● Task goal: Every entry below should be transcribed exactly; pictures stay out of the copy.

*** Entries supplied

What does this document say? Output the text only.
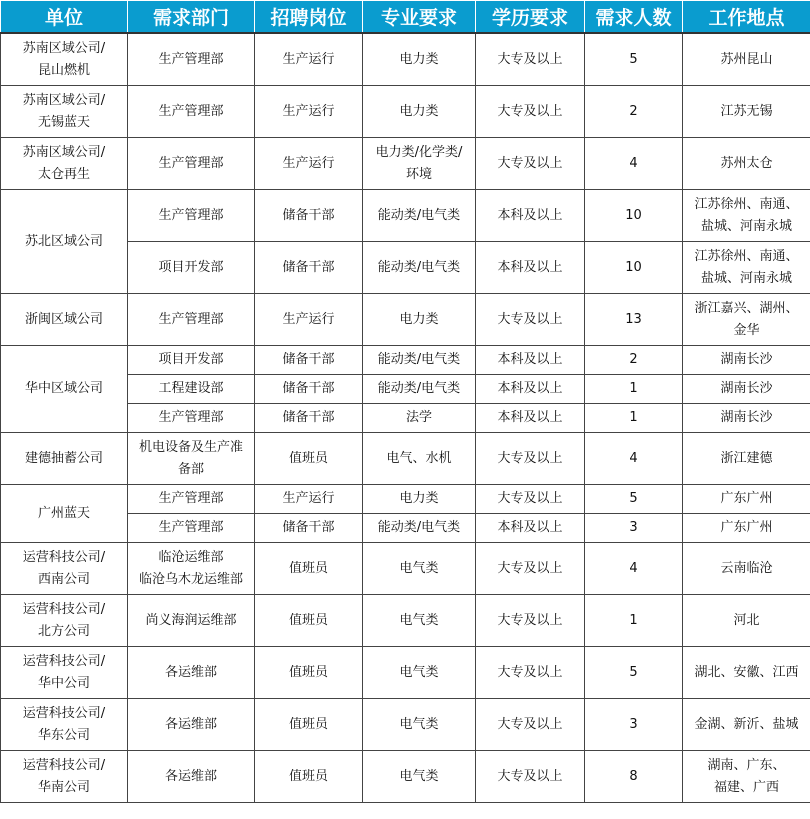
单位	需求部门	招聘岗位	专业要求	学历要求	需求人数	工作地点
苏南区域公司/
昆山燃机	生产管理部	生产运行	电力类	大专及以上	5	苏州昆山
苏南区域公司/
无锡蓝天	生产管理部	生产运行	电力类	大专及以上	2	江苏无锡
苏南区域公司/
太仓再生	生产管理部	生产运行	电力类/化学类/
环境	大专及以上	4	苏州太仓
苏北区域公司	生产管理部	储备干部	能动类/电气类	本科及以上	10	江苏徐州、南通、
盐城、河南永城
	项目开发部	储备干部	能动类/电气类	本科及以上	10	江苏徐州、南通、
盐城、河南永城
浙闽区域公司	生产管理部	生产运行	电力类	大专及以上	13	浙江嘉兴、湖州、
金华
华中区域公司	项目开发部	储备干部	能动类/电气类	本科及以上	2	湖南长沙
	工程建设部	储备干部	能动类/电气类	本科及以上	1	湖南长沙
	生产管理部	储备干部	法学	本科及以上	1	湖南长沙
建德抽蓄公司	机电设备及生产准
备部	值班员	电气、水机	大专及以上	4	浙江建德
广州蓝天	生产管理部	生产运行	电力类	大专及以上	5	广东广州
	生产管理部	储备干部	能动类/电气类	本科及以上	3	广东广州
运营科技公司/
西南公司	临沧运维部
临沧乌木龙运维部	值班员	电气类	大专及以上	4	云南临沧
运营科技公司/
北方公司	尚义海润运维部	值班员	电气类	大专及以上	1	河北
运营科技公司/
华中公司	各运维部	值班员	电气类	大专及以上	5	湖北、安徽、江西
运营科技公司/
华东公司	各运维部	值班员	电气类	大专及以上	3	金湖、新沂、盐城
运营科技公司/
华南公司	各运维部	值班员	电气类	大专及以上	8	湖南、广东、
福建、广西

******

● Response below:
What does this document say? Output the text only.
单位	需求部门	招聘岗位	专业要求	学历要求	需求人数	工作地点
苏南区域公司/
昆山燃机	生产管理部	生产运行	电力类	大专及以上	5	苏州昆山
苏南区域公司/
无锡蓝天	生产管理部	生产运行	电力类	大专及以上	2	江苏无锡
苏南区域公司/
太仓再生	生产管理部	生产运行	电力类/化学类/
环境	大专及以上	4	苏州太仓
苏北区域公司	生产管理部	储备干部	能动类/电气类	本科及以上	10	江苏徐州、南通、
盐城、河南永城
	项目开发部	储备干部	能动类/电气类	本科及以上	10	江苏徐州、南通、
盐城、河南永城
浙闽区域公司	生产管理部	生产运行	电力类	大专及以上	13	浙江嘉兴、湖州、
金华
华中区域公司	项目开发部	储备干部	能动类/电气类	本科及以上	2	湖南长沙
	工程建设部	储备干部	能动类/电气类	本科及以上	1	湖南长沙
	生产管理部	储备干部	法学	本科及以上	1	湖南长沙
建德抽蓄公司	机电设备及生产准
备部	值班员	电气、水机	大专及以上	4	浙江建德
广州蓝天	生产管理部	生产运行	电力类	大专及以上	5	广东广州
	生产管理部	储备干部	能动类/电气类	本科及以上	3	广东广州
运营科技公司/
西南公司	临沧运维部
临沧乌木龙运维部	值班员	电气类	大专及以上	4	云南临沧
运营科技公司/
北方公司	尚义海润运维部	值班员	电气类	大专及以上	1	河北
运营科技公司/
华中公司	各运维部	值班员	电气类	大专及以上	5	湖北、安徽、江西
运营科技公司/
华东公司	各运维部	值班员	电气类	大专及以上	3	金湖、新沂、盐城
运营科技公司/
华南公司	各运维部	值班员	电气类	大专及以上	8	湖南、广东、
福建、广西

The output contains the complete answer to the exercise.